» Written exercise A
In the German Shepherd puppy thread below, how far must a dog be able to run alongside a bicycle to pass the AD endurance test?
» Written exercise B
Turn the paragraph beginning "I returned that puppy to breeder" in the German Shepherd puppy thread below into a short bulleted list that keeps its main facts.
» Written exercise C
From the German Shepherd puppy thread below, copy word for word the passage that begins at the words "For now bond" and stops after "return the favor.".

She should be perfectly capable of being an excellent deterrent to any sort of mischief. If you want her to engage, than she is perfectly capable of being groomed and trained to do protection, IPO, etc. WGSL (West German Show Line) dogs have a list of requirements before being bred in order to be allowed proper registration status for the puppies. 

One is an IPO or herding title -- the herding title requires a protection phase. So they have to be able to be judged acceptable on protection. 

Another is an AD which is an endurance test. This means they have to be able to run 12 miles alongside a bicycle. 

There are other requirements to breeding as well, and no not every pup will be as good as their sire AND dam, but the chances of getting a dog who can be a running partner are pretty good if mom and pup could run alongside a bicycle for 12 miles. 

These are not wimpy dogs. 

But that there is a baby-puppy and it needs to grow up quite a bit. And we don't just hook them up to our bike at 18 months and ride for miles, we do build endurance. 

For now bond with your puppy, PLAY with your puppy. ENJOY your puppy. Expose her to every part of your life, and love her with a reckless abandon. 

Congratulations on your puppy. You are her protector. Hopefully she NEVER has to return the favor.


----------



## Ajith Kumar (Jun 26, 2018)

Hi guys
Check my new thread.. 
I returned that puppy to breeder as puppy have several problems including tick problems. Also there's some issues regarding breed certification papers. So there is chance of getting another GSD puppy or same puppy with problems solved. At this situation, my sister suggest to get cocker spainel puppy from another breeder.


----------

» Dataset excerpt

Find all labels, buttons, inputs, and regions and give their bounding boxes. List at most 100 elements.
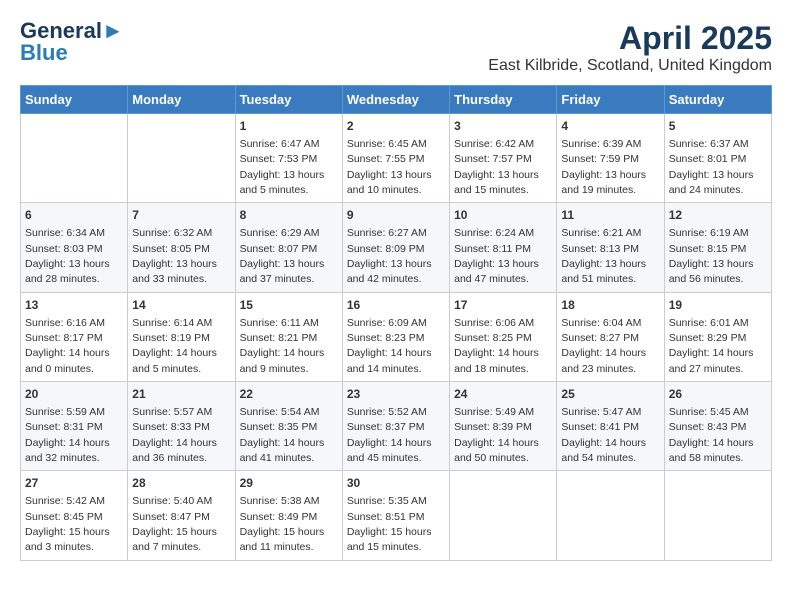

» Full answer A
12 miles.

» Full answer B
- I returned the puppy to the breeder because it had several problems, including ticks.
- There were also issues with the breed certification papers.
- I may get another GSD puppy, or the same puppy once its problems are solved.
- My sister suggests getting a cocker spaniel puppy from a different breeder.

» Full answer C
For now bond with your puppy, PLAY with your puppy. ENJOY your puppy. Expose her to every part of your life, and love her with a reckless abandon. 

Congratulations on your puppy. You are her protector. Hopefully she NEVER has to return the favor.